### EXERCISE BRIEF:
Gather all lines containing the string "metu" and copy them out.

Saved entries

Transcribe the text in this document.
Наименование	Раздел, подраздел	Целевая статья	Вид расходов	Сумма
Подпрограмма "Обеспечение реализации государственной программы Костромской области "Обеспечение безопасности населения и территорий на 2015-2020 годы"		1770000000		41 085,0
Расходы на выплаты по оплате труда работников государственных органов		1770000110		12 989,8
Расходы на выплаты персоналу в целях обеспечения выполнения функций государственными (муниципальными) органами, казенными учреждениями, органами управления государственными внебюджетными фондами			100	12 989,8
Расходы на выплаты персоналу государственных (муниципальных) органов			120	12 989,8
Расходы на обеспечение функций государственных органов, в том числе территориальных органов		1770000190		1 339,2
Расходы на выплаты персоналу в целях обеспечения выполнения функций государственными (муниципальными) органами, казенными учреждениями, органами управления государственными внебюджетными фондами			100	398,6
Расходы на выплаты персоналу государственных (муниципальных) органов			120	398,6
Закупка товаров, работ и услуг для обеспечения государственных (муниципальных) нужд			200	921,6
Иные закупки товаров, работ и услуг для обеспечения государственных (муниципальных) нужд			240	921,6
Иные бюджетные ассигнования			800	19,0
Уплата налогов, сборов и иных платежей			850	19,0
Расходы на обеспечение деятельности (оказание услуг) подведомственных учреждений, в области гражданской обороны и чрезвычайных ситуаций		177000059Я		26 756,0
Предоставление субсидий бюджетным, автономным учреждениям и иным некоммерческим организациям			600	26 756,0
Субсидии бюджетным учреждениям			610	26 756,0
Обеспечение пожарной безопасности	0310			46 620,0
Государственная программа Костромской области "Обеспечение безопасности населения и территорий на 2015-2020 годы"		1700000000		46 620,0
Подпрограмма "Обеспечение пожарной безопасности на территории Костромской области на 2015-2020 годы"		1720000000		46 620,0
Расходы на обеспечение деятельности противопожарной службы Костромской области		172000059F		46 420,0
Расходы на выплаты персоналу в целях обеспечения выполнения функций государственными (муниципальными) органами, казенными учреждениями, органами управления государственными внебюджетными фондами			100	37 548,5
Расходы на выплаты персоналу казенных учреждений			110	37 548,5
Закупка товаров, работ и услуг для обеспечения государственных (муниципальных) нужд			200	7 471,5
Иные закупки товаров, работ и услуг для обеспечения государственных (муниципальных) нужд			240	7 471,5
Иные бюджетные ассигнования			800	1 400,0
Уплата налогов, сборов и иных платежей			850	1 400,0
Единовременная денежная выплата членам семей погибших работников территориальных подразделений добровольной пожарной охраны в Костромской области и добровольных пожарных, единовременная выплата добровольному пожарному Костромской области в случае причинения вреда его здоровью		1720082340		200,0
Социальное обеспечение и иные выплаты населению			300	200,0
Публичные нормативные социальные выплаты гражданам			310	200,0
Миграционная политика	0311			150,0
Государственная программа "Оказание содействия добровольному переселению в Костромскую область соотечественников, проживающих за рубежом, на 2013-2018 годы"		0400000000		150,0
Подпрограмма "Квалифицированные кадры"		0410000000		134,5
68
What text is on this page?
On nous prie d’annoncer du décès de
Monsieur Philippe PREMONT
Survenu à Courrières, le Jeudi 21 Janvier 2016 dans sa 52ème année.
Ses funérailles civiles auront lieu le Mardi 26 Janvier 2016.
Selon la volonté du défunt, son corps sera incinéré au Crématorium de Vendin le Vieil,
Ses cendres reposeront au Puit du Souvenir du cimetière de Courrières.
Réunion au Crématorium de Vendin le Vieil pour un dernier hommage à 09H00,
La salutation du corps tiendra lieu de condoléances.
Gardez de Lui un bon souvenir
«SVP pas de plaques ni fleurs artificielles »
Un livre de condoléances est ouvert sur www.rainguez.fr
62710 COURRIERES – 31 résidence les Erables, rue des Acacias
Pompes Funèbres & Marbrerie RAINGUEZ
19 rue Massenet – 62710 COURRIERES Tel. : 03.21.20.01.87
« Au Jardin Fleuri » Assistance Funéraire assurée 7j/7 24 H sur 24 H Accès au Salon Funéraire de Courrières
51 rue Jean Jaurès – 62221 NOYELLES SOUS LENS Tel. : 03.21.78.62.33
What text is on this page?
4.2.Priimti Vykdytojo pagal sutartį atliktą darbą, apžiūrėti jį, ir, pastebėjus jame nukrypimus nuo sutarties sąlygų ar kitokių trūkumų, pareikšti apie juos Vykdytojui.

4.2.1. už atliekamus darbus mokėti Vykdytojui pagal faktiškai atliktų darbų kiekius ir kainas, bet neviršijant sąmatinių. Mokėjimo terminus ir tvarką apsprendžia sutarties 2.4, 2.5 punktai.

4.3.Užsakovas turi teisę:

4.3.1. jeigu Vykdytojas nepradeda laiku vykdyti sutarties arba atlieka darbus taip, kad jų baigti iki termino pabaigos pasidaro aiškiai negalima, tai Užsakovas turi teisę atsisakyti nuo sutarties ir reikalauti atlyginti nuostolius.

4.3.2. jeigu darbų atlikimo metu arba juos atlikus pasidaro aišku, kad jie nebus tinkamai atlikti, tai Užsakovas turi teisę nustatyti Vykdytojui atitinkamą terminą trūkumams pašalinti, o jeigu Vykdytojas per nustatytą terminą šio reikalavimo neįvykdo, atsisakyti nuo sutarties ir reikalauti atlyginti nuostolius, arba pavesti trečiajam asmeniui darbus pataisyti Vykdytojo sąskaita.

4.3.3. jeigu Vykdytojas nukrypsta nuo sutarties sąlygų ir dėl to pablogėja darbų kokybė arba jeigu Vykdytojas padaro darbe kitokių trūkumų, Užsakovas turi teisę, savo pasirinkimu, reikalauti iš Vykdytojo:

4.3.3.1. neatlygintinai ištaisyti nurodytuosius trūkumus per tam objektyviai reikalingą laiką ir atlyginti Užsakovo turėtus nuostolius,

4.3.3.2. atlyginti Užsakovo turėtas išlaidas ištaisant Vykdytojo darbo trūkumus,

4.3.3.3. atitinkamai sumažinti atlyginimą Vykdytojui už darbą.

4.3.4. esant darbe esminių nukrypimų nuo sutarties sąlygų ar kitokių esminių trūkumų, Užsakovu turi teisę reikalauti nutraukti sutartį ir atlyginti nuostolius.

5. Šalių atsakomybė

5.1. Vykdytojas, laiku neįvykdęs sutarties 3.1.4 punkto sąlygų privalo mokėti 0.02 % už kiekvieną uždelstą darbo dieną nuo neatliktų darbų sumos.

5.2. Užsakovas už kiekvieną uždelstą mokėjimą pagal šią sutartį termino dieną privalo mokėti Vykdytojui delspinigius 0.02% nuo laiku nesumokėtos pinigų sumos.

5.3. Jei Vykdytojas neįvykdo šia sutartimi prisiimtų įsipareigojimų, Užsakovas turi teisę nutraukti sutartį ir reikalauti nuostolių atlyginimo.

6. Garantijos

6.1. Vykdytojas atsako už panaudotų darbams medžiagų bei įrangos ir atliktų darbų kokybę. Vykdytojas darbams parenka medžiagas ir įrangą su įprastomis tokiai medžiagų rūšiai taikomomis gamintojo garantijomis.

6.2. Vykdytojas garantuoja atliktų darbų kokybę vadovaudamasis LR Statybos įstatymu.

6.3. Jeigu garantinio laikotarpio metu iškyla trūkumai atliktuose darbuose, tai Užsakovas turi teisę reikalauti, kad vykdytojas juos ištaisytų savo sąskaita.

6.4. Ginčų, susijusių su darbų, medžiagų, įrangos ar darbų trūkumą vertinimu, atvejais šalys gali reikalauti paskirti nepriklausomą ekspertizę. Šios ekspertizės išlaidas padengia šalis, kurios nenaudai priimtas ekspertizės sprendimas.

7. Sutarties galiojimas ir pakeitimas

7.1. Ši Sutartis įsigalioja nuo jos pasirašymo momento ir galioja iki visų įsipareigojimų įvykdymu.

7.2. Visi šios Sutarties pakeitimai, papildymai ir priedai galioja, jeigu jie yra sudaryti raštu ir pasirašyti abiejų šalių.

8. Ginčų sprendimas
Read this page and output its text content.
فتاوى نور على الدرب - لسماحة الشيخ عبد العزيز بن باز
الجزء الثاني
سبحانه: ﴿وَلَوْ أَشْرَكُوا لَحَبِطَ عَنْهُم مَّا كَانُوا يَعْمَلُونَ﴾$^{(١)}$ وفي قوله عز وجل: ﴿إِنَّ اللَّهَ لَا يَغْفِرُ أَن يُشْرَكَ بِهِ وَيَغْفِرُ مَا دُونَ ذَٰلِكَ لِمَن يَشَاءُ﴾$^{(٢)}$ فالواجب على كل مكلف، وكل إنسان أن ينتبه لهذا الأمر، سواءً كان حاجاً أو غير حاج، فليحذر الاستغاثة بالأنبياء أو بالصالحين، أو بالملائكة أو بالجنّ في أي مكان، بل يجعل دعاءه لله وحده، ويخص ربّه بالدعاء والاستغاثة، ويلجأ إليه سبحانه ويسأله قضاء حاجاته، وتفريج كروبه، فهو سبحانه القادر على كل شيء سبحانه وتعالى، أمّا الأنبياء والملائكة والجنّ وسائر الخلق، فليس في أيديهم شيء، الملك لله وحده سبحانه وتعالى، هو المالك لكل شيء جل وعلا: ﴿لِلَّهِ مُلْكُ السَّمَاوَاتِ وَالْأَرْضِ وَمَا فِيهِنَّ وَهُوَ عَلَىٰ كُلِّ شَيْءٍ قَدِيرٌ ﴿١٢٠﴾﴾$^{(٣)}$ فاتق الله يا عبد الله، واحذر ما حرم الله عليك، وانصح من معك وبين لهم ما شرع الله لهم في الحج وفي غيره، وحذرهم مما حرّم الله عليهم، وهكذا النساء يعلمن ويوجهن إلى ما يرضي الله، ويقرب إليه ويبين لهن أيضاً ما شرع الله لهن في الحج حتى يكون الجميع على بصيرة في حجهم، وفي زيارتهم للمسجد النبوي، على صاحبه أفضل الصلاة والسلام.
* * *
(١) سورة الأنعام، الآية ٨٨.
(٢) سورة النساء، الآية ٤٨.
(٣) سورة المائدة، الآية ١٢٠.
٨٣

### CORRECT RESULT:
4.3.2. jeigu darbų atlikimo metu arba juos atlikus pasidaro aišku, kad jie nebus tinkamai atlikti, tai Užsakovas turi teisę nustatyti Vykdytojui atitinkamą terminą trūkumams pašalinti, o jeigu Vykdytojas per nustatytą terminą šio reikalavimo neįvykdo, atsisakyti nuo sutarties ir reikalauti atlyginti nuostolius, arba pavesti trečiajam asmeniui darbus pataisyti Vykdytojo sąskaita.
6.3. Jeigu garantinio laikotarpio metu iškyla trūkumai atliktuose darbuose, tai Užsakovas turi teisę reikalauti, kad vykdytojas juos ištaisytų savo sąskaita.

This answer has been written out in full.